── ITEMS ──

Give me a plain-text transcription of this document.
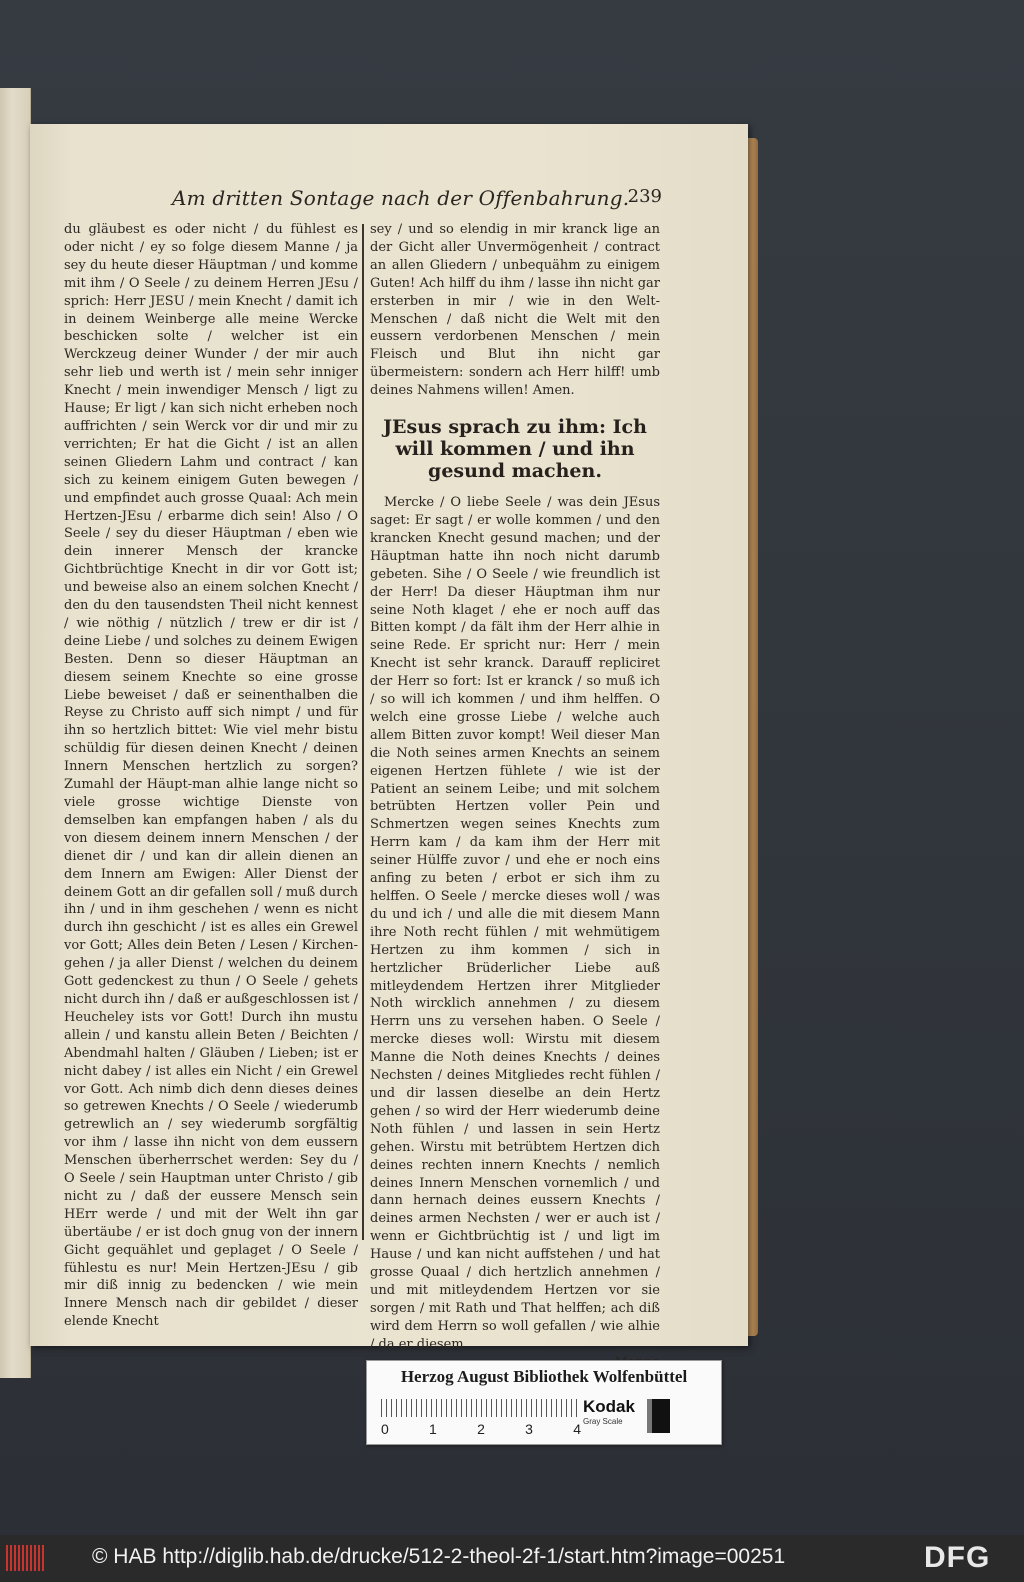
Am dritten Sontage nach der Offenbahrung.
239

du gläubest es oder nicht / du fühlest es oder nicht / ey so folge diesem Manne / ja sey du heute dieser Häuptman / und komme mit ihm / O Seele / zu deinem Herren JEsu / sprich: Herr JESU / mein Knecht / damit ich in deinem Weinberge alle meine Wercke beschicken solte / welcher ist ein Werckzeug deiner Wunder / der mir auch sehr lieb und werth ist / mein sehr inniger Knecht / mein inwendiger Mensch / ligt zu Hause; Er ligt / kan sich nicht erheben noch auffrichten / sein Werck vor dir und mir zu verrichten; Er hat die Gicht / ist an allen seinen Gliedern Lahm und contract / kan sich zu keinem einigem Guten bewegen / und empfindet auch grosse Quaal: Ach mein Hertzen-JEsu / erbarme dich sein! Also / O Seele / sey du dieser Häuptman / eben wie dein innerer Mensch der krancke Gichtbrüchtige Knecht in dir vor Gott ist; und beweise also an einem solchen Knecht / den du den tausendsten Theil nicht kennest / wie nöthig / nützlich / trew er dir ist / deine Liebe / und solches zu deinem Ewigen Besten. Denn so dieser Häuptman an diesem seinem Knechte so eine grosse Liebe beweiset / daß er seinenthalben die Reyse zu Christo auff sich nimpt / und für ihn so hertzlich bittet: Wie viel mehr bistu schüldig für diesen deinen Knecht / deinen Innern Menschen hertzlich zu sorgen? Zumahl der Häupt-man alhie lange nicht so viele grosse wichtige Dienste von demselben kan empfangen haben / als du von diesem deinem innern Menschen / der dienet dir / und kan dir allein dienen an dem Innern am Ewigen: Aller Dienst der deinem Gott an dir gefallen soll / muß durch ihn / und in ihm geschehen / wenn es nicht durch ihn geschicht / ist es alles ein Grewel vor Gott; Alles dein Beten / Lesen / Kirchen-gehen / ja aller Dienst / welchen du deinem Gott gedenckest zu thun / O Seele / gehets nicht durch ihn / daß er außgeschlossen ist / Heucheley ists vor Gott! Durch ihn mustu allein / und kanstu allein Beten / Beichten / Abendmahl halten / Gläuben / Lieben; ist er nicht dabey / ist alles ein Nicht / ein Grewel vor Gott. Ach nimb dich denn dieses deines so getrewen Knechts / O Seele / wiederumb getrewlich an / sey wiederumb sorgfältig vor ihm / lasse ihn nicht von dem eussern Menschen überherrschet werden: Sey du / O Seele / sein Hauptman unter Christo / gib nicht zu / daß der eussere Mensch sein HErr werde / und mit der Welt ihn gar übertäube / er ist doch gnug von der innern Gicht gequählet und geplaget / O Seele / fühlestu es nur! Mein Hertzen-JEsu / gib mir diß innig zu bedencken / wie mein Innere Mensch nach dir gebildet / dieser elende Knecht

sey / und so elendig in mir kranck lige an der Gicht aller Unvermögenheit / contract an allen Gliedern / unbequähm zu einigem Guten! Ach hilff du ihm / lasse ihn nicht gar ersterben in mir / wie in den Welt-Menschen / daß nicht die Welt mit den eussern verdorbenen Menschen / mein Fleisch und Blut ihn nicht gar übermeistern: sondern ach Herr hilff! umb deines Nahmens willen! Amen.

JEsus sprach zu ihm: Ich will kommen / und ihn gesund machen.

Mercke / O liebe Seele / was dein JEsus saget: Er sagt / er wolle kommen / und den krancken Knecht gesund machen; und der Häuptman hatte ihn noch nicht darumb gebeten. Sihe / O Seele / wie freundlich ist der Herr! Da dieser Häuptman ihm nur seine Noth klaget / ehe er noch auff das Bitten kompt / da fält ihm der Herr alhie in seine Rede. Er spricht nur: Herr / mein Knecht ist sehr kranck. Darauff repliciret der Herr so fort: Ist er kranck / so muß ich / so will ich kommen / und ihm helffen. O welch eine grosse Liebe / welche auch allem Bitten zuvor kompt! Weil dieser Man die Noth seines armen Knechts an seinem eigenen Hertzen fühlete / wie ist der Patient an seinem Leibe; und mit solchem betrübten Hertzen voller Pein und Schmertzen wegen seines Knechts zum Herrn kam / da kam ihm der Herr mit seiner Hülffe zuvor / und ehe er noch eins anfing zu beten / erbot er sich ihm zu helffen. O Seele / mercke dieses woll / was du und ich / und alle die mit diesem Mann ihre Noth recht fühlen / mit wehmütigem Hertzen zu ihm kommen / sich in hertzlicher Brüderlicher Liebe auß mitleydendem Hertzen ihrer Mitglieder Noth wircklich annehmen / zu diesem Herrn uns zu versehen haben. O Seele / mercke dieses woll: Wirstu mit diesem Manne die Noth deines Knechts / deines Nechsten / deines Mitgliedes recht fühlen / und dir lassen dieselbe an dein Hertz gehen / so wird der Herr wiederumb deine Noth fühlen / und lassen in sein Hertz gehen. Wirstu mit betrübtem Hertzen dich deines rechten innern Knechts / nemlich deines Innern Menschen vornemlich / und dann hernach deines eussern Knechts / deines armen Nechsten / wer er auch ist / wenn er Gichtbrüchtig ist / und ligt im Hause / und kan nicht auffstehen / und hat grosse Quaal / dich hertzlich annehmen / und mit mitleydendem Hertzen vor sie sorgen / mit Rath und That helffen; ach diß wird dem Herrn so woll gefallen / wie alhie / da er diesem

Herzog August Bibliothek Wolfenbüttel
0	1	2	3	4
Kodak
Gray Scale
© HAB http://diglib.hab.de/drucke/512-2-theol-2f-1/start.htm?image=00251	DFG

───

## [TASK DESCRIPTION]
Keep the pictures out of your copy, and repeat every entry above exactly.

## [RESPONSE TO THIS EXERCISE]
Give me a plain-text transcription of this document.
Am dritten Sontage nach der Offenbahrung.
239

du gläubest es oder nicht / du fühlest es oder nicht / ey so folge diesem Manne / ja sey du heute dieser Häuptman / und komme mit ihm / O Seele / zu deinem Herren JEsu / sprich: Herr JESU / mein Knecht / damit ich in deinem Weinberge alle meine Wercke beschicken solte / welcher ist ein Werckzeug deiner Wunder / der mir auch sehr lieb und werth ist / mein sehr inniger Knecht / mein inwendiger Mensch / ligt zu Hause; Er ligt / kan sich nicht erheben noch auffrichten / sein Werck vor dir und mir zu verrichten; Er hat die Gicht / ist an allen seinen Gliedern Lahm und contract / kan sich zu keinem einigem Guten bewegen / und empfindet auch grosse Quaal: Ach mein Hertzen-JEsu / erbarme dich sein! Also / O Seele / sey du dieser Häuptman / eben wie dein innerer Mensch der krancke Gichtbrüchtige Knecht in dir vor Gott ist; und beweise also an einem solchen Knecht / den du den tausendsten Theil nicht kennest / wie nöthig / nützlich / trew er dir ist / deine Liebe / und solches zu deinem Ewigen Besten. Denn so dieser Häuptman an diesem seinem Knechte so eine grosse Liebe beweiset / daß er seinenthalben die Reyse zu Christo auff sich nimpt / und für ihn so hertzlich bittet: Wie viel mehr bistu schüldig für diesen deinen Knecht / deinen Innern Menschen hertzlich zu sorgen? Zumahl der Häupt-man alhie lange nicht so viele grosse wichtige Dienste von demselben kan empfangen haben / als du von diesem deinem innern Menschen / der dienet dir / und kan dir allein dienen an dem Innern am Ewigen: Aller Dienst der deinem Gott an dir gefallen soll / muß durch ihn / und in ihm geschehen / wenn es nicht durch ihn geschicht / ist es alles ein Grewel vor Gott; Alles dein Beten / Lesen / Kirchen-gehen / ja aller Dienst / welchen du deinem Gott gedenckest zu thun / O Seele / gehets nicht durch ihn / daß er außgeschlossen ist / Heucheley ists vor Gott! Durch ihn mustu allein / und kanstu allein Beten / Beichten / Abendmahl halten / Gläuben / Lieben; ist er nicht dabey / ist alles ein Nicht / ein Grewel vor Gott. Ach nimb dich denn dieses deines so getrewen Knechts / O Seele / wiederumb getrewlich an / sey wiederumb sorgfältig vor ihm / lasse ihn nicht von dem eussern Menschen überherrschet werden: Sey du / O Seele / sein Hauptman unter Christo / gib nicht zu / daß der eussere Mensch sein HErr werde / und mit der Welt ihn gar übertäube / er ist doch gnug von der innern Gicht gequählet und geplaget / O Seele / fühlestu es nur! Mein Hertzen-JEsu / gib mir diß innig zu bedencken / wie mein Innere Mensch nach dir gebildet / dieser elende Knecht

sey / und so elendig in mir kranck lige an der Gicht aller Unvermögenheit / contract an allen Gliedern / unbequähm zu einigem Guten! Ach hilff du ihm / lasse ihn nicht gar ersterben in mir / wie in den Welt-Menschen / daß nicht die Welt mit den eussern verdorbenen Menschen / mein Fleisch und Blut ihn nicht gar übermeistern: sondern ach Herr hilff! umb deines Nahmens willen! Amen.

JEsus sprach zu ihm: Ich will kommen / und ihn gesund machen.

Mercke / O liebe Seele / was dein JEsus saget: Er sagt / er wolle kommen / und den krancken Knecht gesund machen; und der Häuptman hatte ihn noch nicht darumb gebeten. Sihe / O Seele / wie freundlich ist der Herr! Da dieser Häuptman ihm nur seine Noth klaget / ehe er noch auff das Bitten kompt / da fält ihm der Herr alhie in seine Rede. Er spricht nur: Herr / mein Knecht ist sehr kranck. Darauff repliciret der Herr so fort: Ist er kranck / so muß ich / so will ich kommen / und ihm helffen. O welch eine grosse Liebe / welche auch allem Bitten zuvor kompt! Weil dieser Man die Noth seines armen Knechts an seinem eigenen Hertzen fühlete / wie ist der Patient an seinem Leibe; und mit solchem betrübten Hertzen voller Pein und Schmertzen wegen seines Knechts zum Herrn kam / da kam ihm der Herr mit seiner Hülffe zuvor / und ehe er noch eins anfing zu beten / erbot er sich ihm zu helffen. O Seele / mercke dieses woll / was du und ich / und alle die mit diesem Mann ihre Noth recht fühlen / mit wehmütigem Hertzen zu ihm kommen / sich in hertzlicher Brüderlicher Liebe auß mitleydendem Hertzen ihrer Mitglieder Noth wircklich annehmen / zu diesem Herrn uns zu versehen haben. O Seele / mercke dieses woll: Wirstu mit diesem Manne die Noth deines Knechts / deines Nechsten / deines Mitgliedes recht fühlen / und dir lassen dieselbe an dein Hertz gehen / so wird der Herr wiederumb deine Noth fühlen / und lassen in sein Hertz gehen. Wirstu mit betrübtem Hertzen dich deines rechten innern Knechts / nemlich deines Innern Menschen vornemlich / und dann hernach deines eussern Knechts / deines armen Nechsten / wer er auch ist / wenn er Gichtbrüchtig ist / und ligt im Hause / und kan nicht auffstehen / und hat grosse Quaal / dich hertzlich annehmen / und mit mitleydendem Hertzen vor sie sorgen / mit Rath und That helffen; ach diß wird dem Herrn so woll gefallen / wie alhie / da er diesem

Herzog August Bibliothek Wolfenbüttel
0	1	2	3	4
Kodak
Gray Scale
© HAB http://diglib.hab.de/drucke/512-2-theol-2f-1/start.htm?image=00251	DFG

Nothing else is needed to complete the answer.